**Problem to solve**
Transcribe all of the material exactly.

**Stored dataset items**
- - - - -

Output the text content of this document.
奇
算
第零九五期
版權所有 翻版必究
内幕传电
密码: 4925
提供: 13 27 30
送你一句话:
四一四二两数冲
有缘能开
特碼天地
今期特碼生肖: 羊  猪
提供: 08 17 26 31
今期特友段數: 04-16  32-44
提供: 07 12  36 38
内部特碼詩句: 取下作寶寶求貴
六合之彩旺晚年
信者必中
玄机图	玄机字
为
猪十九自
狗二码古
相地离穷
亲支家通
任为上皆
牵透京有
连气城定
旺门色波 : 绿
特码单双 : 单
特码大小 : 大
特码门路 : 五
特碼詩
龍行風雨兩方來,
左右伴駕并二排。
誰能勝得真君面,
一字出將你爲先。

- - - - -

**Worked answer**
Output the text content of this document.
奇
算
第零九五期
版權所有 翻版必究
内幕传电
密码: 4925
提供: 13 27 30
送你一句话:
四一四二两数冲
有缘能开
特碼天地
今期特碼生肖: 羊  猪
提供: 08 17 26 31
今期特友段數: 04-16  32-44
提供: 07 12  36 38
内部特碼詩句: 取下作寶寶求貴
六合之彩旺晚年
信者必中
玄机图	玄机字
为
猪十九自
狗二码古
相地离穷
亲支家通
任为上皆
牵透京有
连气城定
旺门色波 : 绿
特码单双 : 单
特码大小 : 大
特码门路 : 五
特碼詩
龍行風雨兩方來,
左右伴駕并二排。
誰能勝得真君面,
一字出將你爲先。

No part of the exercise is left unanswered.